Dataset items
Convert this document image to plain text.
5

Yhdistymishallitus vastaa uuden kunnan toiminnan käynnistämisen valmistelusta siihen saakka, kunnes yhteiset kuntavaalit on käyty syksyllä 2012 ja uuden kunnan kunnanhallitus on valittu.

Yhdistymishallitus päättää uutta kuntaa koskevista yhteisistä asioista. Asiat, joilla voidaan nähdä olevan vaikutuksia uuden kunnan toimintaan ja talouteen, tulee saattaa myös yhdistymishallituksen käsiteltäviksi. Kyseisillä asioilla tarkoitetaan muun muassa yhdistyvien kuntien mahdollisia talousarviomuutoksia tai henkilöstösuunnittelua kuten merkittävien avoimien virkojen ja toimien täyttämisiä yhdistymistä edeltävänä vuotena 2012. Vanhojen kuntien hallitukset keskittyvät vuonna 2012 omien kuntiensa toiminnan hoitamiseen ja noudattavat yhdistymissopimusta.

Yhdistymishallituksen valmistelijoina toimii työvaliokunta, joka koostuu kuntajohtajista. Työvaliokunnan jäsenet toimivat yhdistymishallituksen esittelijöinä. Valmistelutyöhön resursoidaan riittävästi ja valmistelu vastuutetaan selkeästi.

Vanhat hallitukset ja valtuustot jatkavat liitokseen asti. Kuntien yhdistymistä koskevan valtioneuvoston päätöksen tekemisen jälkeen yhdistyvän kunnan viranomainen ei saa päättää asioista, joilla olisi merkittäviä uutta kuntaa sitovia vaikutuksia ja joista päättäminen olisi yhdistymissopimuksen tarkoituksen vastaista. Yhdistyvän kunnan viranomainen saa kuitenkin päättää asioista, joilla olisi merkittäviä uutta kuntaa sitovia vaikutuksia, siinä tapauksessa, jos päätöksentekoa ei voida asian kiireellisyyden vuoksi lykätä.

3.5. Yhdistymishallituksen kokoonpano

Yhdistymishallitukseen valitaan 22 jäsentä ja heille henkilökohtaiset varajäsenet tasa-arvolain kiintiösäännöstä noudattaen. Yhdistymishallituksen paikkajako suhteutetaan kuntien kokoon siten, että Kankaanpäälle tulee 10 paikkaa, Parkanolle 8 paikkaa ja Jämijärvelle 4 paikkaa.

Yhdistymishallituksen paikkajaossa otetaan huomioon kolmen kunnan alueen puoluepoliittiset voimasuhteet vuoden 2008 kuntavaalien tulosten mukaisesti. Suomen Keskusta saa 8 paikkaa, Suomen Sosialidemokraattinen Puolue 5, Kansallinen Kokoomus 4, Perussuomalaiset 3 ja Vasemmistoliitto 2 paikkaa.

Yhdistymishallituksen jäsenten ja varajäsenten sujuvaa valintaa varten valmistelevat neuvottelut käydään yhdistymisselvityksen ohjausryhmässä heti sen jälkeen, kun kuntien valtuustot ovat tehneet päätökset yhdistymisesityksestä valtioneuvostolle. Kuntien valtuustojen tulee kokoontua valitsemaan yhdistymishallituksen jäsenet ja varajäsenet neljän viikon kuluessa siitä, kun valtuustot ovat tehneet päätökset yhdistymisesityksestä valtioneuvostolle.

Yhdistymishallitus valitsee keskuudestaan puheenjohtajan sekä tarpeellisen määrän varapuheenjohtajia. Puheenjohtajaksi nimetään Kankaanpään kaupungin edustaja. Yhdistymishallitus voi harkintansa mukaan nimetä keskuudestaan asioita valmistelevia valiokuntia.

**Exercise task**
Gather up every line in the data above that contains the word "paikkaa", copying each one.

**Solution below**
Yhdistymishallitukseen valitaan 22 jäsentä ja heille henkilökohtaiset varajäsenet tasa-arvolain kiintiösäännöstä noudattaen. Yhdistymishallituksen paikkajako suhteutetaan kuntien kokoon siten, että Kankaanpäälle tulee 10 paikkaa, Parkanolle 8 paikkaa ja Jämijärvelle 4 paikkaa.
Yhdistymishallituksen paikkajaossa otetaan huomioon kolmen kunnan alueen puoluepoliittiset voimasuhteet vuoden 2008 kuntavaalien tulosten mukaisesti. Suomen Keskusta saa 8 paikkaa, Suomen Sosialidemokraattinen Puolue 5, Kansallinen Kokoomus 4, Perussuomalaiset 3 ja Vasemmistoliitto 2 paikkaa.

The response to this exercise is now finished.